----- Records for the task

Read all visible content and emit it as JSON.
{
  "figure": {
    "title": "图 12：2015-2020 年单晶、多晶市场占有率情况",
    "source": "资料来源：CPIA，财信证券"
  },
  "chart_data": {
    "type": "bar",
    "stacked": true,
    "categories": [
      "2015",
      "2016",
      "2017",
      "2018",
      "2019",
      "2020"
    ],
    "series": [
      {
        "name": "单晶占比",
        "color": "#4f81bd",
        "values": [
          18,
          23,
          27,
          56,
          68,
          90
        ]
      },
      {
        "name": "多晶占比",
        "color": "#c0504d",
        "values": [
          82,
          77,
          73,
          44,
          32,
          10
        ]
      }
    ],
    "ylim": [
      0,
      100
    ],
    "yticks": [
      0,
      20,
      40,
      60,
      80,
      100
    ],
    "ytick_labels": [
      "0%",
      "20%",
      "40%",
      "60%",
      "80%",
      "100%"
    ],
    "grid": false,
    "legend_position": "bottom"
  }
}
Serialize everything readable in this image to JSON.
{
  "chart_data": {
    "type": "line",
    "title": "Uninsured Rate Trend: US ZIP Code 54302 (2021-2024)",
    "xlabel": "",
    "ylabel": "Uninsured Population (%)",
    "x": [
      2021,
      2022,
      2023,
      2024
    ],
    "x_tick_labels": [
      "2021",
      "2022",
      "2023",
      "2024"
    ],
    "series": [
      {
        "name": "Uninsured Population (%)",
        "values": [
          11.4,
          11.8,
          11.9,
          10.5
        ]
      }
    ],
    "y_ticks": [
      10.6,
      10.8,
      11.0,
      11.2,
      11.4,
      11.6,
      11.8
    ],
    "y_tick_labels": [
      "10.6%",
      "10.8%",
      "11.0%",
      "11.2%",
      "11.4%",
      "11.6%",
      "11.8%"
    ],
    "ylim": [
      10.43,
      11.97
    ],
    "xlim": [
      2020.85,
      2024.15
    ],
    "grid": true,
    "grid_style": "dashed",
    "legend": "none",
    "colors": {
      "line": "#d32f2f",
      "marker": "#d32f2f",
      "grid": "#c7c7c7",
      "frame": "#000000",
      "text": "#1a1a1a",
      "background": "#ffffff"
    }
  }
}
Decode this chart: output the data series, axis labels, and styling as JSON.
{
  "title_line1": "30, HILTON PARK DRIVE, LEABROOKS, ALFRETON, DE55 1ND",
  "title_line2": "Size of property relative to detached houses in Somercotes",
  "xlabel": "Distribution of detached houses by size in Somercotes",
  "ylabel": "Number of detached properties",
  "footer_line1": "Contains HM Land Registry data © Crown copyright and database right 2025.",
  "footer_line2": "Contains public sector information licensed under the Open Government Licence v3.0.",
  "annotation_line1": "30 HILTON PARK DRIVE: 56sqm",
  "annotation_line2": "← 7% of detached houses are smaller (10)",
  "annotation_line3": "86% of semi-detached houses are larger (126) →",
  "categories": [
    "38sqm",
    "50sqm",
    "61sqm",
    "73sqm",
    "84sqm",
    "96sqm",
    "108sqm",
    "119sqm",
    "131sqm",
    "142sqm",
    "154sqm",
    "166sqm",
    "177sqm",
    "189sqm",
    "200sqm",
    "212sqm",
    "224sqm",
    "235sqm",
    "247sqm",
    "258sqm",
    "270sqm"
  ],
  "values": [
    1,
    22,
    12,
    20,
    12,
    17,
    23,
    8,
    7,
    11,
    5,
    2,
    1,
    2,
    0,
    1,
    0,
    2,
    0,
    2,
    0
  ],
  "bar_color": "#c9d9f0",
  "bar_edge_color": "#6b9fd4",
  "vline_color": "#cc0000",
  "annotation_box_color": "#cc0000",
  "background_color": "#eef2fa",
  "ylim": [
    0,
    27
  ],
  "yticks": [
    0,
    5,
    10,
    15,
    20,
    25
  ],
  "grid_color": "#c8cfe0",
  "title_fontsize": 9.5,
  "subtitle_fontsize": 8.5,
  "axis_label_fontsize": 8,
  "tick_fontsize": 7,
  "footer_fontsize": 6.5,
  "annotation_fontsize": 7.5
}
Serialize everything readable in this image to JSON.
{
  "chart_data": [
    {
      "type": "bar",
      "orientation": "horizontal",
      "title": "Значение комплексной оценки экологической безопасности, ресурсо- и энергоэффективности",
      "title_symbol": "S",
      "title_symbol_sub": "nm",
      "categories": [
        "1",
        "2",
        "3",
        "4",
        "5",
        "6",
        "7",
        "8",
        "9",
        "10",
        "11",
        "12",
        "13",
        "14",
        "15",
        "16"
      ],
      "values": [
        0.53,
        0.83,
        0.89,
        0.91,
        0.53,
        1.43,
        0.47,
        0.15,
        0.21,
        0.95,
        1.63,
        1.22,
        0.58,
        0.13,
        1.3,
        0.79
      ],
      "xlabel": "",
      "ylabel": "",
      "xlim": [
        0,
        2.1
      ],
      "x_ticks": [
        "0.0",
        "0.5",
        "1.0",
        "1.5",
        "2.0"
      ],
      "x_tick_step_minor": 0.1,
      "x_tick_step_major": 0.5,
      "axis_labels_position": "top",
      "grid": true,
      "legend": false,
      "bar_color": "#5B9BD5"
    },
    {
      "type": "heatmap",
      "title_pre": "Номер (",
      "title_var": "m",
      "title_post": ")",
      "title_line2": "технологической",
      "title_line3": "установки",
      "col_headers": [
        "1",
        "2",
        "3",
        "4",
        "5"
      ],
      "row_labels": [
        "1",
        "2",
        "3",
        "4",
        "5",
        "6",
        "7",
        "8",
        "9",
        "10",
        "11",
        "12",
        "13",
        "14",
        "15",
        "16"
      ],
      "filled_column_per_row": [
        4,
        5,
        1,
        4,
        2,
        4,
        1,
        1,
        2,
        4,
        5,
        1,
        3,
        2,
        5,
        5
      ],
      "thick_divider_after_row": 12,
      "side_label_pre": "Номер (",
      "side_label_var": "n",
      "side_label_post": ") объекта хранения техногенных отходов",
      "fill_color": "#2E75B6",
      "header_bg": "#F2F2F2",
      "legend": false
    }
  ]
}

----------

### [Set exercise]
Each entry above is to be quoted exactly.

### [Task result]
Read all visible content and emit it as JSON.
{
  "figure": {
    "title": "图 12：2015-2020 年单晶、多晶市场占有率情况",
    "source": "资料来源：CPIA，财信证券"
  },
  "chart_data": {
    "type": "bar",
    "stacked": true,
    "categories": [
      "2015",
      "2016",
      "2017",
      "2018",
      "2019",
      "2020"
    ],
    "series": [
      {
        "name": "单晶占比",
        "color": "#4f81bd",
        "values": [
          18,
          23,
          27,
          56,
          68,
          90
        ]
      },
      {
        "name": "多晶占比",
        "color": "#c0504d",
        "values": [
          82,
          77,
          73,
          44,
          32,
          10
        ]
      }
    ],
    "ylim": [
      0,
      100
    ],
    "yticks": [
      0,
      20,
      40,
      60,
      80,
      100
    ],
    "ytick_labels": [
      "0%",
      "20%",
      "40%",
      "60%",
      "80%",
      "100%"
    ],
    "grid": false,
    "legend_position": "bottom"
  }
}
Serialize everything readable in this image to JSON.
{
  "chart_data": {
    "type": "line",
    "title": "Uninsured Rate Trend: US ZIP Code 54302 (2021-2024)",
    "xlabel": "",
    "ylabel": "Uninsured Population (%)",
    "x": [
      2021,
      2022,
      2023,
      2024
    ],
    "x_tick_labels": [
      "2021",
      "2022",
      "2023",
      "2024"
    ],
    "series": [
      {
        "name": "Uninsured Population (%)",
        "values": [
          11.4,
          11.8,
          11.9,
          10.5
        ]
      }
    ],
    "y_ticks": [
      10.6,
      10.8,
      11.0,
      11.2,
      11.4,
      11.6,
      11.8
    ],
    "y_tick_labels": [
      "10.6%",
      "10.8%",
      "11.0%",
      "11.2%",
      "11.4%",
      "11.6%",
      "11.8%"
    ],
    "ylim": [
      10.43,
      11.97
    ],
    "xlim": [
      2020.85,
      2024.15
    ],
    "grid": true,
    "grid_style": "dashed",
    "legend": "none",
    "colors": {
      "line": "#d32f2f",
      "marker": "#d32f2f",
      "grid": "#c7c7c7",
      "frame": "#000000",
      "text": "#1a1a1a",
      "background": "#ffffff"
    }
  }
}
Decode this chart: output the data series, axis labels, and styling as JSON.
{
  "title_line1": "30, HILTON PARK DRIVE, LEABROOKS, ALFRETON, DE55 1ND",
  "title_line2": "Size of property relative to detached houses in Somercotes",
  "xlabel": "Distribution of detached houses by size in Somercotes",
  "ylabel": "Number of detached properties",
  "footer_line1": "Contains HM Land Registry data © Crown copyright and database right 2025.",
  "footer_line2": "Contains public sector information licensed under the Open Government Licence v3.0.",
  "annotation_line1": "30 HILTON PARK DRIVE: 56sqm",
  "annotation_line2": "← 7% of detached houses are smaller (10)",
  "annotation_line3": "86% of semi-detached houses are larger (126) →",
  "categories": [
    "38sqm",
    "50sqm",
    "61sqm",
    "73sqm",
    "84sqm",
    "96sqm",
    "108sqm",
    "119sqm",
    "131sqm",
    "142sqm",
    "154sqm",
    "166sqm",
    "177sqm",
    "189sqm",
    "200sqm",
    "212sqm",
    "224sqm",
    "235sqm",
    "247sqm",
    "258sqm",
    "270sqm"
  ],
  "values": [
    1,
    22,
    12,
    20,
    12,
    17,
    23,
    8,
    7,
    11,
    5,
    2,
    1,
    2,
    0,
    1,
    0,
    2,
    0,
    2,
    0
  ],
  "bar_color": "#c9d9f0",
  "bar_edge_color": "#6b9fd4",
  "vline_color": "#cc0000",
  "annotation_box_color": "#cc0000",
  "background_color": "#eef2fa",
  "ylim": [
    0,
    27
  ],
  "yticks": [
    0,
    5,
    10,
    15,
    20,
    25
  ],
  "grid_color": "#c8cfe0",
  "title_fontsize": 9.5,
  "subtitle_fontsize": 8.5,
  "axis_label_fontsize": 8,
  "tick_fontsize": 7,
  "footer_fontsize": 6.5,
  "annotation_fontsize": 7.5
}
Serialize everything readable in this image to JSON.
{
  "chart_data": [
    {
      "type": "bar",
      "orientation": "horizontal",
      "title": "Значение комплексной оценки экологической безопасности, ресурсо- и энергоэффективности",
      "title_symbol": "S",
      "title_symbol_sub": "nm",
      "categories": [
        "1",
        "2",
        "3",
        "4",
        "5",
        "6",
        "7",
        "8",
        "9",
        "10",
        "11",
        "12",
        "13",
        "14",
        "15",
        "16"
      ],
      "values": [
        0.53,
        0.83,
        0.89,
        0.91,
        0.53,
        1.43,
        0.47,
        0.15,
        0.21,
        0.95,
        1.63,
        1.22,
        0.58,
        0.13,
        1.3,
        0.79
      ],
      "xlabel": "",
      "ylabel": "",
      "xlim": [
        0,
        2.1
      ],
      "x_ticks": [
        "0.0",
        "0.5",
        "1.0",
        "1.5",
        "2.0"
      ],
      "x_tick_step_minor": 0.1,
      "x_tick_step_major": 0.5,
      "axis_labels_position": "top",
      "grid": true,
      "legend": false,
      "bar_color": "#5B9BD5"
    },
    {
      "type": "heatmap",
      "title_pre": "Номер (",
      "title_var": "m",
      "title_post": ")",
      "title_line2": "технологической",
      "title_line3": "установки",
      "col_headers": [
        "1",
        "2",
        "3",
        "4",
        "5"
      ],
      "row_labels": [
        "1",
        "2",
        "3",
        "4",
        "5",
        "6",
        "7",
        "8",
        "9",
        "10",
        "11",
        "12",
        "13",
        "14",
        "15",
        "16"
      ],
      "filled_column_per_row": [
        4,
        5,
        1,
        4,
        2,
        4,
        1,
        1,
        2,
        4,
        5,
        1,
        3,
        2,
        5,
        5
      ],
      "thick_divider_after_row": 12,
      "side_label_pre": "Номер (",
      "side_label_var": "n",
      "side_label_post": ") объекта хранения техногенных отходов",
      "fill_color": "#2E75B6",
      "header_bg": "#F2F2F2",
      "legend": false
    }
  ]
}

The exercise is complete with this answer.